Task brief: Each entry that follows must be output without any deviation.

The data:
○ ○ ○ ○

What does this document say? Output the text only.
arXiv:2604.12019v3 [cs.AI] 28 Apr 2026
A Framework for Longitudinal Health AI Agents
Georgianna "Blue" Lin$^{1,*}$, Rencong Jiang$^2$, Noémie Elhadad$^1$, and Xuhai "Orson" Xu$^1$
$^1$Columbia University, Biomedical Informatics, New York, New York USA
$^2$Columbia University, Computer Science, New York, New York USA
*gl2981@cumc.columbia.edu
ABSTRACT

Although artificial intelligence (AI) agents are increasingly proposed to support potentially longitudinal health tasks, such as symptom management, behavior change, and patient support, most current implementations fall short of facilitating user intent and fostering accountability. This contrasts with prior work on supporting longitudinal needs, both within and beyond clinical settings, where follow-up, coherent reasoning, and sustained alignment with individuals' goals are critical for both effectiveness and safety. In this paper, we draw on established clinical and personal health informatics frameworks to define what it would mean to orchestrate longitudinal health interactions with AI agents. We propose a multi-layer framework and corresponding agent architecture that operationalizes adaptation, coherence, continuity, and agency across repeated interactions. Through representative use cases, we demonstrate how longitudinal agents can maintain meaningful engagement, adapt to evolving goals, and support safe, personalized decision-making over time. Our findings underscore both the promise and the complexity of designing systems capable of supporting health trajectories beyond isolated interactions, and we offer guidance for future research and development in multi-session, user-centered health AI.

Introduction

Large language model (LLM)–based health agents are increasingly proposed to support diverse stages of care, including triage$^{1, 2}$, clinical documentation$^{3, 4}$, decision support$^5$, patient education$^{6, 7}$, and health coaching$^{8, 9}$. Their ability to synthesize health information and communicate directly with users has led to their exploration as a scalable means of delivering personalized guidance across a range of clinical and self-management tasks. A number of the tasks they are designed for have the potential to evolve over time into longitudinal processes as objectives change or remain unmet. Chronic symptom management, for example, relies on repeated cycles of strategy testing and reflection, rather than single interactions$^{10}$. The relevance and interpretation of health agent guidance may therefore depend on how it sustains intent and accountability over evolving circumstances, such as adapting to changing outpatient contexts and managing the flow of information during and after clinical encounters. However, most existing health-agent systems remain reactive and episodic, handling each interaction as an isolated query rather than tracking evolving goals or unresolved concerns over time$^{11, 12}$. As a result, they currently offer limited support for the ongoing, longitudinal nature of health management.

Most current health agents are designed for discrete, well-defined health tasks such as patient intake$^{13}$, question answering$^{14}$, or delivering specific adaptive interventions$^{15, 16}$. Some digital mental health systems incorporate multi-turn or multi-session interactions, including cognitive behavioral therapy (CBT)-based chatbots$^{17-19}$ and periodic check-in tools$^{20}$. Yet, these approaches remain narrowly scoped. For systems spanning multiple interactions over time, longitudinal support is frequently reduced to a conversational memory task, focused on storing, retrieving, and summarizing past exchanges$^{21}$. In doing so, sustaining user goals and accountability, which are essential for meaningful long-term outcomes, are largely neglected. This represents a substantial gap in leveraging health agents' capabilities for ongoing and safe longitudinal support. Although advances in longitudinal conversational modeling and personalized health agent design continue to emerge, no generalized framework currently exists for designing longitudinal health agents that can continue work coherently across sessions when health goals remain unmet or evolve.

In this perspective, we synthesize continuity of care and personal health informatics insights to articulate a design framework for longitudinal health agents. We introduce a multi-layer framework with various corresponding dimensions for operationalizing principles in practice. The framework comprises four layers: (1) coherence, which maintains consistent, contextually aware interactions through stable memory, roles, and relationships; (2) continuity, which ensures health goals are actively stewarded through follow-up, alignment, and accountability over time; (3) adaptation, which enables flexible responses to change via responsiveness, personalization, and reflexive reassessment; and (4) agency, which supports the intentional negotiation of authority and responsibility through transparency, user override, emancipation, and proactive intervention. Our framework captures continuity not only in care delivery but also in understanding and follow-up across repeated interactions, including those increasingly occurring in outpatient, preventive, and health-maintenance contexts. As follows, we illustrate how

○ ○ ○ ○

Result below:
What does this document say? Output the text only.
arXiv:2604.12019v3 [cs.AI] 28 Apr 2026
A Framework for Longitudinal Health AI Agents
Georgianna "Blue" Lin$^{1,*}$, Rencong Jiang$^2$, Noémie Elhadad$^1$, and Xuhai "Orson" Xu$^1$
$^1$Columbia University, Biomedical Informatics, New York, New York USA
$^2$Columbia University, Computer Science, New York, New York USA
*gl2981@cumc.columbia.edu
ABSTRACT

Although artificial intelligence (AI) agents are increasingly proposed to support potentially longitudinal health tasks, such as symptom management, behavior change, and patient support, most current implementations fall short of facilitating user intent and fostering accountability. This contrasts with prior work on supporting longitudinal needs, both within and beyond clinical settings, where follow-up, coherent reasoning, and sustained alignment with individuals' goals are critical for both effectiveness and safety. In this paper, we draw on established clinical and personal health informatics frameworks to define what it would mean to orchestrate longitudinal health interactions with AI agents. We propose a multi-layer framework and corresponding agent architecture that operationalizes adaptation, coherence, continuity, and agency across repeated interactions. Through representative use cases, we demonstrate how longitudinal agents can maintain meaningful engagement, adapt to evolving goals, and support safe, personalized decision-making over time. Our findings underscore both the promise and the complexity of designing systems capable of supporting health trajectories beyond isolated interactions, and we offer guidance for future research and development in multi-session, user-centered health AI.

Introduction

Large language model (LLM)–based health agents are increasingly proposed to support diverse stages of care, including triage$^{1, 2}$, clinical documentation$^{3, 4}$, decision support$^5$, patient education$^{6, 7}$, and health coaching$^{8, 9}$. Their ability to synthesize health information and communicate directly with users has led to their exploration as a scalable means of delivering personalized guidance across a range of clinical and self-management tasks. A number of the tasks they are designed for have the potential to evolve over time into longitudinal processes as objectives change or remain unmet. Chronic symptom management, for example, relies on repeated cycles of strategy testing and reflection, rather than single interactions$^{10}$. The relevance and interpretation of health agent guidance may therefore depend on how it sustains intent and accountability over evolving circumstances, such as adapting to changing outpatient contexts and managing the flow of information during and after clinical encounters. However, most existing health-agent systems remain reactive and episodic, handling each interaction as an isolated query rather than tracking evolving goals or unresolved concerns over time$^{11, 12}$. As a result, they currently offer limited support for the ongoing, longitudinal nature of health management.

Most current health agents are designed for discrete, well-defined health tasks such as patient intake$^{13}$, question answering$^{14}$, or delivering specific adaptive interventions$^{15, 16}$. Some digital mental health systems incorporate multi-turn or multi-session interactions, including cognitive behavioral therapy (CBT)-based chatbots$^{17-19}$ and periodic check-in tools$^{20}$. Yet, these approaches remain narrowly scoped. For systems spanning multiple interactions over time, longitudinal support is frequently reduced to a conversational memory task, focused on storing, retrieving, and summarizing past exchanges$^{21}$. In doing so, sustaining user goals and accountability, which are essential for meaningful long-term outcomes, are largely neglected. This represents a substantial gap in leveraging health agents' capabilities for ongoing and safe longitudinal support. Although advances in longitudinal conversational modeling and personalized health agent design continue to emerge, no generalized framework currently exists for designing longitudinal health agents that can continue work coherently across sessions when health goals remain unmet or evolve.

In this perspective, we synthesize continuity of care and personal health informatics insights to articulate a design framework for longitudinal health agents. We introduce a multi-layer framework with various corresponding dimensions for operationalizing principles in practice. The framework comprises four layers: (1) coherence, which maintains consistent, contextually aware interactions through stable memory, roles, and relationships; (2) continuity, which ensures health goals are actively stewarded through follow-up, alignment, and accountability over time; (3) adaptation, which enables flexible responses to change via responsiveness, personalization, and reflexive reassessment; and (4) agency, which supports the intentional negotiation of authority and responsibility through transparency, user override, emancipation, and proactive intervention. Our framework captures continuity not only in care delivery but also in understanding and follow-up across repeated interactions, including those increasingly occurring in outpatient, preventive, and health-maintenance contexts. As follows, we illustrate how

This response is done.